What the exercise asks: Print the rows below character for character, including every name, text value and coordinate.

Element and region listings

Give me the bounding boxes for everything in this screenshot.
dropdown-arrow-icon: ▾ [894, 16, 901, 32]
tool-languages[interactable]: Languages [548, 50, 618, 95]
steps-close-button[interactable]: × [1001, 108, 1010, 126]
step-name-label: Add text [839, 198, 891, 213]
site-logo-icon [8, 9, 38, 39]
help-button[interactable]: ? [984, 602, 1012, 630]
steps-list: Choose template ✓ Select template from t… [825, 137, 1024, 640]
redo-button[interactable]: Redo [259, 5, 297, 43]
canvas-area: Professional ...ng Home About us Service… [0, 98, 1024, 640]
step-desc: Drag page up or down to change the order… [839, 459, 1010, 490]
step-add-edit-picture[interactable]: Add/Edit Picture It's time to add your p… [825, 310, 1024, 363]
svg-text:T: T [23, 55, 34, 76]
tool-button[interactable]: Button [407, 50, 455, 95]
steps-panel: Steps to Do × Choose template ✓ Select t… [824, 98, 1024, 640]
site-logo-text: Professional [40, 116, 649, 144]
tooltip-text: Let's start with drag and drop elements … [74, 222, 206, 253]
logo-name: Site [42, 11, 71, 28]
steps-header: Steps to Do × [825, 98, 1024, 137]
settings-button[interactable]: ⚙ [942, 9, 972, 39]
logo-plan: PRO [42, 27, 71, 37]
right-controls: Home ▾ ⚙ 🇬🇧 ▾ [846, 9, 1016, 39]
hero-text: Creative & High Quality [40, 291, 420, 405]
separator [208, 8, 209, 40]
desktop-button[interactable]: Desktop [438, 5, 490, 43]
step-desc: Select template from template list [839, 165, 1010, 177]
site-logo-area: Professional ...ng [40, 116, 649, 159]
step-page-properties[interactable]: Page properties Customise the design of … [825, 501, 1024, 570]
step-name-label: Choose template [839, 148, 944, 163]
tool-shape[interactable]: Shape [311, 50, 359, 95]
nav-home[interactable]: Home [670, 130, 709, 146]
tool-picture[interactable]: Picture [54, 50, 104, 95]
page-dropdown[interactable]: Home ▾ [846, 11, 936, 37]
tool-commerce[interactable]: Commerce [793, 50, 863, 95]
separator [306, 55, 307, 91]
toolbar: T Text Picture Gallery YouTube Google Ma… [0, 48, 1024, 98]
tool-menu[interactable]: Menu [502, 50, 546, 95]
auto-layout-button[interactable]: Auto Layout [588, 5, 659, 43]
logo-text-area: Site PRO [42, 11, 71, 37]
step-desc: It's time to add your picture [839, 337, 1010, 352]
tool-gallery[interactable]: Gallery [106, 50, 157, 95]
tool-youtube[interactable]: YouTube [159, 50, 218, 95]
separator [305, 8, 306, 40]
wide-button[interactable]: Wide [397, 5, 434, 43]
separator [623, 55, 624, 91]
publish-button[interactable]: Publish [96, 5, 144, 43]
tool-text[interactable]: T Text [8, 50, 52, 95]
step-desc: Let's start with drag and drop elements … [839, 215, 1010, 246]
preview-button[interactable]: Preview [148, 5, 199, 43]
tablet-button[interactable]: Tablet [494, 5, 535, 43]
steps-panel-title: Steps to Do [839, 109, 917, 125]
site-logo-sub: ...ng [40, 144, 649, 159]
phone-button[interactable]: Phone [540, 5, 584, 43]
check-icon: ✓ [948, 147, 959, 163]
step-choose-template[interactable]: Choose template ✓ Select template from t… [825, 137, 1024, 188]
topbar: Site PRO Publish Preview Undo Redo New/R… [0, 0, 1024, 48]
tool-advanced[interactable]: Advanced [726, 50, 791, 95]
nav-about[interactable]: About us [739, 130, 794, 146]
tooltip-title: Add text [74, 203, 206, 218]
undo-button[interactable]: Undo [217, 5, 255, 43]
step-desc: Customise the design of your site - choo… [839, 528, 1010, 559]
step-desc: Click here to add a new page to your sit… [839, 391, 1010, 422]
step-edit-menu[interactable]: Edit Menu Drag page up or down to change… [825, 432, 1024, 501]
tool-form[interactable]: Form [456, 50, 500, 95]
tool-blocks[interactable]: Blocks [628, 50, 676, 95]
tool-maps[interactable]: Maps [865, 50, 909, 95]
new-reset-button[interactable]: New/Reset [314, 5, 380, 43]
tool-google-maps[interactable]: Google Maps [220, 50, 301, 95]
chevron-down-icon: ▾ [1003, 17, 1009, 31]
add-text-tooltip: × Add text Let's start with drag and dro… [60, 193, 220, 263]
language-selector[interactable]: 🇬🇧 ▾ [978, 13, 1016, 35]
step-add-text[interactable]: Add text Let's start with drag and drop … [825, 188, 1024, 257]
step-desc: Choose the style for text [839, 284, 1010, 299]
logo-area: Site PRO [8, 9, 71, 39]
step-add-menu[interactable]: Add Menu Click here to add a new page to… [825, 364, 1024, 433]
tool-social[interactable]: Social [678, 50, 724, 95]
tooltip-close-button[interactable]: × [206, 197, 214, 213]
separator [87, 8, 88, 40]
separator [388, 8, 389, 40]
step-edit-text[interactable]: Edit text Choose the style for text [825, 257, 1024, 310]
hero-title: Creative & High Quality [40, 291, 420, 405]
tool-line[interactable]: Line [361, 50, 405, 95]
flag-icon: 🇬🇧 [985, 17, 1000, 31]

Result:
Give me the bounding boxes for everything in this screenshot.
dropdown-arrow-icon: ▾ [894, 16, 901, 32]
tool-languages[interactable]: Languages [548, 50, 618, 95]
steps-close-button[interactable]: × [1001, 108, 1010, 126]
step-name-label: Add text [839, 198, 891, 213]
site-logo-icon [8, 9, 38, 39]
help-button[interactable]: ? [984, 602, 1012, 630]
steps-list: Choose template ✓ Select template from t… [825, 137, 1024, 640]
redo-button[interactable]: Redo [259, 5, 297, 43]
canvas-area: Professional ...ng Home About us Service… [0, 98, 1024, 640]
step-desc: Drag page up or down to change the order… [839, 459, 1010, 490]
step-add-edit-picture[interactable]: Add/Edit Picture It's time to add your p… [825, 310, 1024, 363]
svg-text:T: T [23, 55, 34, 76]
tool-button[interactable]: Button [407, 50, 455, 95]
steps-panel: Steps to Do × Choose template ✓ Select t… [824, 98, 1024, 640]
site-logo-text: Professional [40, 116, 649, 144]
tooltip-text: Let's start with drag and drop elements … [74, 222, 206, 253]
logo-name: Site [42, 11, 71, 28]
steps-header: Steps to Do × [825, 98, 1024, 137]
settings-button[interactable]: ⚙ [942, 9, 972, 39]
logo-plan: PRO [42, 27, 71, 37]
right-controls: Home ▾ ⚙ 🇬🇧 ▾ [846, 9, 1016, 39]
hero-text: Creative & High Quality [40, 291, 420, 405]
separator [208, 8, 209, 40]
desktop-button[interactable]: Desktop [438, 5, 490, 43]
step-desc: Select template from template list [839, 165, 1010, 177]
site-logo-area: Professional ...ng [40, 116, 649, 159]
step-page-properties[interactable]: Page properties Customise the design of … [825, 501, 1024, 570]
step-name-label: Choose template [839, 148, 944, 163]
tool-shape[interactable]: Shape [311, 50, 359, 95]
nav-home[interactable]: Home [670, 130, 709, 146]
tool-picture[interactable]: Picture [54, 50, 104, 95]
page-dropdown[interactable]: Home ▾ [846, 11, 936, 37]
tool-commerce[interactable]: Commerce [793, 50, 863, 95]
separator [306, 55, 307, 91]
toolbar: T Text Picture Gallery YouTube Google Ma… [0, 48, 1024, 98]
tool-menu[interactable]: Menu [502, 50, 546, 95]
auto-layout-button[interactable]: Auto Layout [588, 5, 659, 43]
logo-text-area: Site PRO [42, 11, 71, 37]
step-desc: It's time to add your picture [839, 337, 1010, 352]
tool-gallery[interactable]: Gallery [106, 50, 157, 95]
tool-youtube[interactable]: YouTube [159, 50, 218, 95]
separator [305, 8, 306, 40]
wide-button[interactable]: Wide [397, 5, 434, 43]
separator [623, 55, 624, 91]
publish-button[interactable]: Publish [96, 5, 144, 43]
tool-text[interactable]: T Text [8, 50, 52, 95]
step-desc: Let's start with drag and drop elements … [839, 215, 1010, 246]
preview-button[interactable]: Preview [148, 5, 199, 43]
tablet-button[interactable]: Tablet [494, 5, 535, 43]
steps-panel-title: Steps to Do [839, 109, 917, 125]
site-logo-sub: ...ng [40, 144, 649, 159]
phone-button[interactable]: Phone [540, 5, 584, 43]
check-icon: ✓ [948, 147, 959, 163]
step-choose-template[interactable]: Choose template ✓ Select template from t… [825, 137, 1024, 188]
topbar: Site PRO Publish Preview Undo Redo New/R… [0, 0, 1024, 48]
tool-advanced[interactable]: Advanced [726, 50, 791, 95]
nav-about[interactable]: About us [739, 130, 794, 146]
tooltip-title: Add text [74, 203, 206, 218]
undo-button[interactable]: Undo [217, 5, 255, 43]
step-desc: Customise the design of your site - choo… [839, 528, 1010, 559]
step-desc: Click here to add a new page to your sit… [839, 391, 1010, 422]
step-edit-menu[interactable]: Edit Menu Drag page up or down to change… [825, 432, 1024, 501]
tool-form[interactable]: Form [456, 50, 500, 95]
tool-blocks[interactable]: Blocks [628, 50, 676, 95]
tool-maps[interactable]: Maps [865, 50, 909, 95]
new-reset-button[interactable]: New/Reset [314, 5, 380, 43]
tool-google-maps[interactable]: Google Maps [220, 50, 301, 95]
chevron-down-icon: ▾ [1003, 17, 1009, 31]
add-text-tooltip: × Add text Let's start with drag and dro… [60, 193, 220, 263]
language-selector[interactable]: 🇬🇧 ▾ [978, 13, 1016, 35]
step-add-text[interactable]: Add text Let's start with drag and drop … [825, 188, 1024, 257]
step-desc: Choose the style for text [839, 284, 1010, 299]
logo-area: Site PRO [8, 9, 71, 39]
step-add-menu[interactable]: Add Menu Click here to add a new page to… [825, 364, 1024, 433]
tool-social[interactable]: Social [678, 50, 724, 95]
tooltip-close-button[interactable]: × [206, 197, 214, 213]
separator [87, 8, 88, 40]
separator [388, 8, 389, 40]
step-edit-text[interactable]: Edit text Choose the style for text [825, 257, 1024, 310]
hero-title: Creative & High Quality [40, 291, 420, 405]
tool-line[interactable]: Line [361, 50, 405, 95]
flag-icon: 🇬🇧 [985, 17, 1000, 31]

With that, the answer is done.